> Job
Your task is to print all of the data word for word.

> Information given
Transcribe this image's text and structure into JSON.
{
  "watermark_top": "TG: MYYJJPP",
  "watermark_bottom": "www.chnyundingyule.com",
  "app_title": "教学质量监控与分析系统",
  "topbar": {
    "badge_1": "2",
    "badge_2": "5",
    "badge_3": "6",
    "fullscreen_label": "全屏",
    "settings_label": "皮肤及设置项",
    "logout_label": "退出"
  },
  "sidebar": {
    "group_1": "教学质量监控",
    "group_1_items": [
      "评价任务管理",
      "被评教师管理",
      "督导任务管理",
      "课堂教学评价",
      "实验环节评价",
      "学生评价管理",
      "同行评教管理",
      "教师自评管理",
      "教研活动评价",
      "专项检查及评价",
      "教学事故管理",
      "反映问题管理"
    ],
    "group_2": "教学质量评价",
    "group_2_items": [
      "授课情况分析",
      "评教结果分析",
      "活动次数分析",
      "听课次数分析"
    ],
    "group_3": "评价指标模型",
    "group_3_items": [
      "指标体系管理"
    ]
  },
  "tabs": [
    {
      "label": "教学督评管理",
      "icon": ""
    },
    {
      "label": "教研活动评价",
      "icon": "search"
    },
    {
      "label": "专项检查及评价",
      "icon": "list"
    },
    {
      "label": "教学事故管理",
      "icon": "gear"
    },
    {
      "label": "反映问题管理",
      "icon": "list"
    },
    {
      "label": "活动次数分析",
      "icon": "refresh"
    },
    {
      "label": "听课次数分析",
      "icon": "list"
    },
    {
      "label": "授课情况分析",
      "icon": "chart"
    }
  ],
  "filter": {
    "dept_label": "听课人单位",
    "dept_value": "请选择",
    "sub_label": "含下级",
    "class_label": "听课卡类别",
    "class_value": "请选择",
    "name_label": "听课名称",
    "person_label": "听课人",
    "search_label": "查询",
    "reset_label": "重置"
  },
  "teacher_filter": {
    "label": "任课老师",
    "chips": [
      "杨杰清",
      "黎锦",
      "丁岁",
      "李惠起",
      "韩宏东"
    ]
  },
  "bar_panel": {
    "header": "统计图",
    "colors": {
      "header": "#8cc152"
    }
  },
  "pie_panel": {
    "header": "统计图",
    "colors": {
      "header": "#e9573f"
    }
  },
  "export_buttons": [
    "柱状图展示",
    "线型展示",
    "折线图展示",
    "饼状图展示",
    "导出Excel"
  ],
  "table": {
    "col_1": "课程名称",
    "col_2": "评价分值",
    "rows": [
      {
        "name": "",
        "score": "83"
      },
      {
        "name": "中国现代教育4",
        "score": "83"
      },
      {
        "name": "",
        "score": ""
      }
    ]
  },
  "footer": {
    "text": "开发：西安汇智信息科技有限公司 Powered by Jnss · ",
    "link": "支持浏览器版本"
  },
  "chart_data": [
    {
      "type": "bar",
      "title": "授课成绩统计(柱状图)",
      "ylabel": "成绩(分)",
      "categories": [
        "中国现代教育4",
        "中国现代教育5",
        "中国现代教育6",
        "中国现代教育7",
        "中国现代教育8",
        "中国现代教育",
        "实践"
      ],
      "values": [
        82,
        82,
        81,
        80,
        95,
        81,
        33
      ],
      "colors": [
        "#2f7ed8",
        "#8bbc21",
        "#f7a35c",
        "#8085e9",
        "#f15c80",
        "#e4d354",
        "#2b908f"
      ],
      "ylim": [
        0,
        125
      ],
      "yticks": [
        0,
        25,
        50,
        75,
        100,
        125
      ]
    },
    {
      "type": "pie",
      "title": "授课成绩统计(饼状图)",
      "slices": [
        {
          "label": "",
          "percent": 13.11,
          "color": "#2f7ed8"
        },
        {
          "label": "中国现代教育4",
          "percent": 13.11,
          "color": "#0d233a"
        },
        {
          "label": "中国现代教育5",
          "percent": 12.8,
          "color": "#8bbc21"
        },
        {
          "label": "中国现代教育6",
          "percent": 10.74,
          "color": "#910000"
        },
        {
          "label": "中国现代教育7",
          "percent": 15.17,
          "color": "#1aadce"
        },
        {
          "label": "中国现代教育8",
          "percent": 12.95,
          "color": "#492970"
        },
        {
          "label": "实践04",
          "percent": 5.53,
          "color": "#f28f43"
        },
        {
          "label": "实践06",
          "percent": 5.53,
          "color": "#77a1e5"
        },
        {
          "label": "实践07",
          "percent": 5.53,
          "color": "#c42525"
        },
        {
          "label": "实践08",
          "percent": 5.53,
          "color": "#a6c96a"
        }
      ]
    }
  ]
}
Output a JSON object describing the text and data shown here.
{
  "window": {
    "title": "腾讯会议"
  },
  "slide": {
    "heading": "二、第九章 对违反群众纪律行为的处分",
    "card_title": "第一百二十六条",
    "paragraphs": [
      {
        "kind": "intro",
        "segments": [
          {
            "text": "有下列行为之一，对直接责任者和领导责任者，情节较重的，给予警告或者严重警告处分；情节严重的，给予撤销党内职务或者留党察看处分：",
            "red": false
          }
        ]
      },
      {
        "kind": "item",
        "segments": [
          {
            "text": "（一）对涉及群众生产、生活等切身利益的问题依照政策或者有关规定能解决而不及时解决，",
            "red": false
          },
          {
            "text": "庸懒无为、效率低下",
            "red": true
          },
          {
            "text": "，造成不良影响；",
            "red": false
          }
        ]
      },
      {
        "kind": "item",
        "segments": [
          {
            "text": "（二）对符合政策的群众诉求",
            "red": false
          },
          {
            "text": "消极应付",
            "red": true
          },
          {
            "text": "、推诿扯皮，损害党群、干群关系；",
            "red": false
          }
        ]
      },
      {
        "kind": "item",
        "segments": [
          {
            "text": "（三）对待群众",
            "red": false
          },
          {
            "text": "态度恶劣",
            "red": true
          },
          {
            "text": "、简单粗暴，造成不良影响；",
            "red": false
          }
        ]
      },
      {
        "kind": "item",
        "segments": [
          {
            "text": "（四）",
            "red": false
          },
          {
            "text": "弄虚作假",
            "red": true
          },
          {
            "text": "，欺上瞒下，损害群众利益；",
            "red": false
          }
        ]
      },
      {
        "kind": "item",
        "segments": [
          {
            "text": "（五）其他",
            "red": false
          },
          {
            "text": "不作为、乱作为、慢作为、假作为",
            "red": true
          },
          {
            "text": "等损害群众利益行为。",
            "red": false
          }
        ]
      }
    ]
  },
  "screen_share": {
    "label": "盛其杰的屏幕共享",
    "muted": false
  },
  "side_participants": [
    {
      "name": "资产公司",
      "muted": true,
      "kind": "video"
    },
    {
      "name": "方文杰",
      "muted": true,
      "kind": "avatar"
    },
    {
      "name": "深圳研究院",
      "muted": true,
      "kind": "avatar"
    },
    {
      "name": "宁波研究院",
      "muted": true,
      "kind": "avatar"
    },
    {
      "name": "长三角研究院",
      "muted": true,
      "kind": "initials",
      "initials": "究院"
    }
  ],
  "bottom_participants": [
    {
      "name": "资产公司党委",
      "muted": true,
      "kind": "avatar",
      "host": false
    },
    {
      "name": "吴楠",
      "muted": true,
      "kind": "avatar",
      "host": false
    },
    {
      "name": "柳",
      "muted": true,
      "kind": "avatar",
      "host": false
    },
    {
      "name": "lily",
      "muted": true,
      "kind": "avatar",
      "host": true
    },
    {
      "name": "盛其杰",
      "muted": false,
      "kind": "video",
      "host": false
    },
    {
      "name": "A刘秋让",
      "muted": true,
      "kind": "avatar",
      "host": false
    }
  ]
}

> Result
Transcribe this image's text and structure into JSON.
{
  "watermark_top": "TG: MYYJJPP",
  "watermark_bottom": "www.chnyundingyule.com",
  "app_title": "教学质量监控与分析系统",
  "topbar": {
    "badge_1": "2",
    "badge_2": "5",
    "badge_3": "6",
    "fullscreen_label": "全屏",
    "settings_label": "皮肤及设置项",
    "logout_label": "退出"
  },
  "sidebar": {
    "group_1": "教学质量监控",
    "group_1_items": [
      "评价任务管理",
      "被评教师管理",
      "督导任务管理",
      "课堂教学评价",
      "实验环节评价",
      "学生评价管理",
      "同行评教管理",
      "教师自评管理",
      "教研活动评价",
      "专项检查及评价",
      "教学事故管理",
      "反映问题管理"
    ],
    "group_2": "教学质量评价",
    "group_2_items": [
      "授课情况分析",
      "评教结果分析",
      "活动次数分析",
      "听课次数分析"
    ],
    "group_3": "评价指标模型",
    "group_3_items": [
      "指标体系管理"
    ]
  },
  "tabs": [
    {
      "label": "教学督评管理",
      "icon": ""
    },
    {
      "label": "教研活动评价",
      "icon": "search"
    },
    {
      "label": "专项检查及评价",
      "icon": "list"
    },
    {
      "label": "教学事故管理",
      "icon": "gear"
    },
    {
      "label": "反映问题管理",
      "icon": "list"
    },
    {
      "label": "活动次数分析",
      "icon": "refresh"
    },
    {
      "label": "听课次数分析",
      "icon": "list"
    },
    {
      "label": "授课情况分析",
      "icon": "chart"
    }
  ],
  "filter": {
    "dept_label": "听课人单位",
    "dept_value": "请选择",
    "sub_label": "含下级",
    "class_label": "听课卡类别",
    "class_value": "请选择",
    "name_label": "听课名称",
    "person_label": "听课人",
    "search_label": "查询",
    "reset_label": "重置"
  },
  "teacher_filter": {
    "label": "任课老师",
    "chips": [
      "杨杰清",
      "黎锦",
      "丁岁",
      "李惠起",
      "韩宏东"
    ]
  },
  "bar_panel": {
    "header": "统计图",
    "colors": {
      "header": "#8cc152"
    }
  },
  "pie_panel": {
    "header": "统计图",
    "colors": {
      "header": "#e9573f"
    }
  },
  "export_buttons": [
    "柱状图展示",
    "线型展示",
    "折线图展示",
    "饼状图展示",
    "导出Excel"
  ],
  "table": {
    "col_1": "课程名称",
    "col_2": "评价分值",
    "rows": [
      {
        "name": "",
        "score": "83"
      },
      {
        "name": "中国现代教育4",
        "score": "83"
      },
      {
        "name": "",
        "score": ""
      }
    ]
  },
  "footer": {
    "text": "开发：西安汇智信息科技有限公司 Powered by Jnss · ",
    "link": "支持浏览器版本"
  },
  "chart_data": [
    {
      "type": "bar",
      "title": "授课成绩统计(柱状图)",
      "ylabel": "成绩(分)",
      "categories": [
        "中国现代教育4",
        "中国现代教育5",
        "中国现代教育6",
        "中国现代教育7",
        "中国现代教育8",
        "中国现代教育",
        "实践"
      ],
      "values": [
        82,
        82,
        81,
        80,
        95,
        81,
        33
      ],
      "colors": [
        "#2f7ed8",
        "#8bbc21",
        "#f7a35c",
        "#8085e9",
        "#f15c80",
        "#e4d354",
        "#2b908f"
      ],
      "ylim": [
        0,
        125
      ],
      "yticks": [
        0,
        25,
        50,
        75,
        100,
        125
      ]
    },
    {
      "type": "pie",
      "title": "授课成绩统计(饼状图)",
      "slices": [
        {
          "label": "",
          "percent": 13.11,
          "color": "#2f7ed8"
        },
        {
          "label": "中国现代教育4",
          "percent": 13.11,
          "color": "#0d233a"
        },
        {
          "label": "中国现代教育5",
          "percent": 12.8,
          "color": "#8bbc21"
        },
        {
          "label": "中国现代教育6",
          "percent": 10.74,
          "color": "#910000"
        },
        {
          "label": "中国现代教育7",
          "percent": 15.17,
          "color": "#1aadce"
        },
        {
          "label": "中国现代教育8",
          "percent": 12.95,
          "color": "#492970"
        },
        {
          "label": "实践04",
          "percent": 5.53,
          "color": "#f28f43"
        },
        {
          "label": "实践06",
          "percent": 5.53,
          "color": "#77a1e5"
        },
        {
          "label": "实践07",
          "percent": 5.53,
          "color": "#c42525"
        },
        {
          "label": "实践08",
          "percent": 5.53,
          "color": "#a6c96a"
        }
      ]
    }
  ]
}
Output a JSON object describing the text and data shown here.
{
  "window": {
    "title": "腾讯会议"
  },
  "slide": {
    "heading": "二、第九章 对违反群众纪律行为的处分",
    "card_title": "第一百二十六条",
    "paragraphs": [
      {
        "kind": "intro",
        "segments": [
          {
            "text": "有下列行为之一，对直接责任者和领导责任者，情节较重的，给予警告或者严重警告处分；情节严重的，给予撤销党内职务或者留党察看处分：",
            "red": false
          }
        ]
      },
      {
        "kind": "item",
        "segments": [
          {
            "text": "（一）对涉及群众生产、生活等切身利益的问题依照政策或者有关规定能解决而不及时解决，",
            "red": false
          },
          {
            "text": "庸懒无为、效率低下",
            "red": true
          },
          {
            "text": "，造成不良影响；",
            "red": false
          }
        ]
      },
      {
        "kind": "item",
        "segments": [
          {
            "text": "（二）对符合政策的群众诉求",
            "red": false
          },
          {
            "text": "消极应付",
            "red": true
          },
          {
            "text": "、推诿扯皮，损害党群、干群关系；",
            "red": false
          }
        ]
      },
      {
        "kind": "item",
        "segments": [
          {
            "text": "（三）对待群众",
            "red": false
          },
          {
            "text": "态度恶劣",
            "red": true
          },
          {
            "text": "、简单粗暴，造成不良影响；",
            "red": false
          }
        ]
      },
      {
        "kind": "item",
        "segments": [
          {
            "text": "（四）",
            "red": false
          },
          {
            "text": "弄虚作假",
            "red": true
          },
          {
            "text": "，欺上瞒下，损害群众利益；",
            "red": false
          }
        ]
      },
      {
        "kind": "item",
        "segments": [
          {
            "text": "（五）其他",
            "red": false
          },
          {
            "text": "不作为、乱作为、慢作为、假作为",
            "red": true
          },
          {
            "text": "等损害群众利益行为。",
            "red": false
          }
        ]
      }
    ]
  },
  "screen_share": {
    "label": "盛其杰的屏幕共享",
    "muted": false
  },
  "side_participants": [
    {
      "name": "资产公司",
      "muted": true,
      "kind": "video"
    },
    {
      "name": "方文杰",
      "muted": true,
      "kind": "avatar"
    },
    {
      "name": "深圳研究院",
      "muted": true,
      "kind": "avatar"
    },
    {
      "name": "宁波研究院",
      "muted": true,
      "kind": "avatar"
    },
    {
      "name": "长三角研究院",
      "muted": true,
      "kind": "initials",
      "initials": "究院"
    }
  ],
  "bottom_participants": [
    {
      "name": "资产公司党委",
      "muted": true,
      "kind": "avatar",
      "host": false
    },
    {
      "name": "吴楠",
      "muted": true,
      "kind": "avatar",
      "host": false
    },
    {
      "name": "柳",
      "muted": true,
      "kind": "avatar",
      "host": false
    },
    {
      "name": "lily",
      "muted": true,
      "kind": "avatar",
      "host": true
    },
    {
      "name": "盛其杰",
      "muted": false,
      "kind": "video",
      "host": false
    },
    {
      "name": "A刘秋让",
      "muted": true,
      "kind": "avatar",
      "host": false
    }
  ]
}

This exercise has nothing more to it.